YOUR GOAL:
Select and reproduce each line of the listing below that bears the string "color".

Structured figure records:
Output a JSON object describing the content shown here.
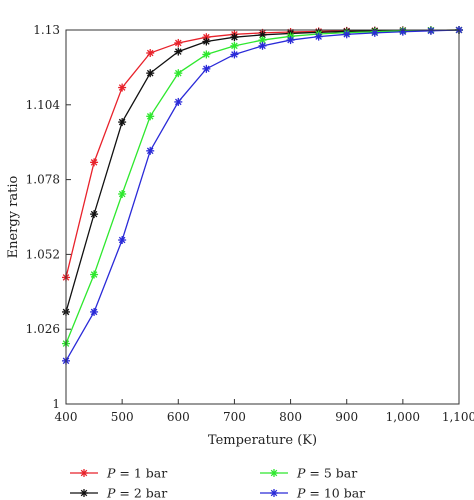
{
  "chart_data": {
    "type": "line",
    "title": "",
    "xlabel": "Temperature (K)",
    "ylabel": "Energy ratio",
    "xlim": [
      400,
      1100
    ],
    "ylim": [
      1,
      1.13
    ],
    "xticks": [
      400,
      500,
      600,
      700,
      800,
      900,
      1000,
      1100
    ],
    "xtick_labels": [
      "400",
      "500",
      "600",
      "700",
      "800",
      "900",
      "1,000",
      "1,100"
    ],
    "yticks": [
      1,
      1.026,
      1.052,
      1.078,
      1.104,
      1.13
    ],
    "ytick_labels": [
      "1",
      "1.026",
      "1.052",
      "1.078",
      "1.104",
      "1.13"
    ],
    "grid": false,
    "legend_position": "bottom",
    "x": [
      400,
      450,
      500,
      550,
      600,
      650,
      700,
      750,
      800,
      850,
      900,
      950,
      1000,
      1050,
      1100
    ],
    "series": [
      {
        "name_var": "P",
        "name_rest": " = 1 bar",
        "color": "#e8222b",
        "values": [
          1.044,
          1.084,
          1.11,
          1.122,
          1.1255,
          1.1275,
          1.1285,
          1.129,
          1.1293,
          1.1295,
          1.1297,
          1.1298,
          1.1299,
          1.1299,
          1.13
        ]
      },
      {
        "name_var": "P",
        "name_rest": " = 2 bar",
        "color": "#111111",
        "values": [
          1.032,
          1.066,
          1.098,
          1.115,
          1.1225,
          1.126,
          1.1275,
          1.1283,
          1.1288,
          1.1292,
          1.1295,
          1.1297,
          1.1298,
          1.1299,
          1.13
        ]
      },
      {
        "name_var": "P",
        "name_rest": " = 5 bar",
        "color": "#2ee82e",
        "values": [
          1.021,
          1.045,
          1.073,
          1.1,
          1.115,
          1.1215,
          1.1245,
          1.1265,
          1.1278,
          1.1286,
          1.1291,
          1.1294,
          1.1297,
          1.1299,
          1.13
        ]
      },
      {
        "name_var": "P",
        "name_rest": " = 10 bar",
        "color": "#2a2ad8",
        "values": [
          1.015,
          1.032,
          1.057,
          1.088,
          1.105,
          1.1165,
          1.1215,
          1.1245,
          1.1265,
          1.1277,
          1.1285,
          1.129,
          1.1294,
          1.1297,
          1.13
        ]
      }
    ]
  }
}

THE OUTPUT:
        "color": "#e8222b",
        "color": "#111111",
        "color": "#2ee82e",
        "color": "#2a2ad8",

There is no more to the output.